→ WHAT IS REQUIRED:
The records that follow are to be transcribed in full, without their images.
** START **
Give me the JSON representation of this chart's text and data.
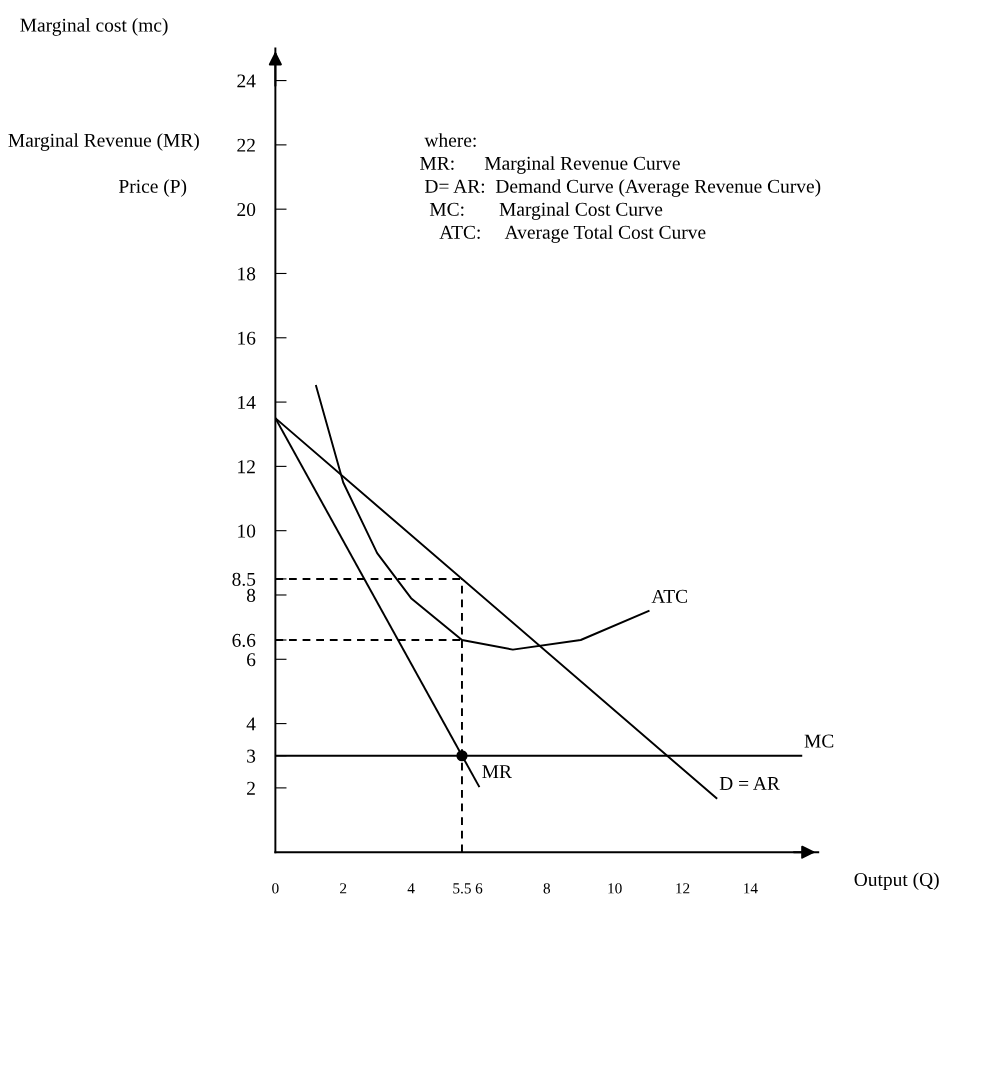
{
  "chart_data": {
    "type": "line",
    "ylabel": "Marginal cost (mc)",
    "xlabel": "Output (Q)",
    "xlim": [
      0,
      16
    ],
    "ylim": [
      0,
      25
    ],
    "xticks": [
      0,
      2,
      4,
      5.5,
      6,
      8,
      10,
      12,
      14
    ],
    "yticks": [
      2,
      3,
      4,
      6,
      6.6,
      8,
      8.5,
      10,
      12,
      14,
      16,
      18,
      20,
      22,
      24
    ],
    "grid": false,
    "legend": false,
    "series": [
      {
        "color": "#000000",
        "x": [
          0,
          6
        ],
        "values": [
          13.5,
          2.05
        ]
      },
      {
        "color": "#000000",
        "x": [
          0,
          13
        ],
        "values": [
          13.5,
          1.68
        ]
      },
      {
        "color": "#000000",
        "x": [
          0,
          15.5
        ],
        "values": [
          3,
          3
        ]
      },
      {
        "color": "#000000",
        "x": [
          1.2,
          2,
          3,
          4,
          5.5,
          7,
          9,
          11
        ],
        "values": [
          14.5,
          11.5,
          9.3,
          7.9,
          6.6,
          6.3,
          6.6,
          7.5
        ]
      },
      {
        "type": "line",
        "line_style": "dashed",
        "color": "#000000",
        "x": [
          0,
          5.5
        ],
        "values": [
          8.5,
          8.5
        ]
      },
      {
        "type": "line",
        "line_style": "dashed",
        "color": "#000000",
        "x": [
          0,
          5.5
        ],
        "values": [
          6.6,
          6.6
        ]
      },
      {
        "type": "line",
        "line_style": "dashed",
        "color": "#000000",
        "x": [
          5.5,
          5.5
        ],
        "values": [
          0,
          8.5
        ]
      },
      {
        "type": "scatter",
        "marker": "circle",
        "color": "#000000",
        "x": [
          5.5
        ],
        "values": [
          3
        ]
      }
    ],
    "annotations": [
      "Marginal Revenue (MR)",
      "Price (P)",
      "where:",
      "MR:      Marginal Revenue Curve",
      "D= AR:  Demand Curve (Average Revenue Curve)",
      "MC:       Marginal Cost Curve",
      "ATC:     Average Total Cost Curve",
      {
        "text": "ATC",
        "x": 11,
        "y": 7.5
      },
      {
        "text": "MC",
        "x": 15.5,
        "y": 3
      },
      {
        "text": "MR",
        "x": 6,
        "y": 2.05
      },
      {
        "text": "D = AR",
        "x": 13,
        "y": 1.68
      }
    ]
  }
}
** END **
→ COMPLETE OUTPUT:
Give me the JSON representation of this chart's text and data.
{
  "chart_data": {
    "type": "line",
    "ylabel": "Marginal cost (mc)",
    "xlabel": "Output (Q)",
    "xlim": [
      0,
      16
    ],
    "ylim": [
      0,
      25
    ],
    "xticks": [
      0,
      2,
      4,
      5.5,
      6,
      8,
      10,
      12,
      14
    ],
    "yticks": [
      2,
      3,
      4,
      6,
      6.6,
      8,
      8.5,
      10,
      12,
      14,
      16,
      18,
      20,
      22,
      24
    ],
    "grid": false,
    "legend": false,
    "series": [
      {
        "color": "#000000",
        "x": [
          0,
          6
        ],
        "values": [
          13.5,
          2.05
        ]
      },
      {
        "color": "#000000",
        "x": [
          0,
          13
        ],
        "values": [
          13.5,
          1.68
        ]
      },
      {
        "color": "#000000",
        "x": [
          0,
          15.5
        ],
        "values": [
          3,
          3
        ]
      },
      {
        "color": "#000000",
        "x": [
          1.2,
          2,
          3,
          4,
          5.5,
          7,
          9,
          11
        ],
        "values": [
          14.5,
          11.5,
          9.3,
          7.9,
          6.6,
          6.3,
          6.6,
          7.5
        ]
      },
      {
        "type": "line",
        "line_style": "dashed",
        "color": "#000000",
        "x": [
          0,
          5.5
        ],
        "values": [
          8.5,
          8.5
        ]
      },
      {
        "type": "line",
        "line_style": "dashed",
        "color": "#000000",
        "x": [
          0,
          5.5
        ],
        "values": [
          6.6,
          6.6
        ]
      },
      {
        "type": "line",
        "line_style": "dashed",
        "color": "#000000",
        "x": [
          5.5,
          5.5
        ],
        "values": [
          0,
          8.5
        ]
      },
      {
        "type": "scatter",
        "marker": "circle",
        "color": "#000000",
        "x": [
          5.5
        ],
        "values": [
          3
        ]
      }
    ],
    "annotations": [
      "Marginal Revenue (MR)",
      "Price (P)",
      "where:",
      "MR:      Marginal Revenue Curve",
      "D= AR:  Demand Curve (Average Revenue Curve)",
      "MC:       Marginal Cost Curve",
      "ATC:     Average Total Cost Curve",
      {
        "text": "ATC",
        "x": 11,
        "y": 7.5
      },
      {
        "text": "MC",
        "x": 15.5,
        "y": 3
      },
      {
        "text": "MR",
        "x": 6,
        "y": 2.05
      },
      {
        "text": "D = AR",
        "x": 13,
        "y": 1.68
      }
    ]
  }
}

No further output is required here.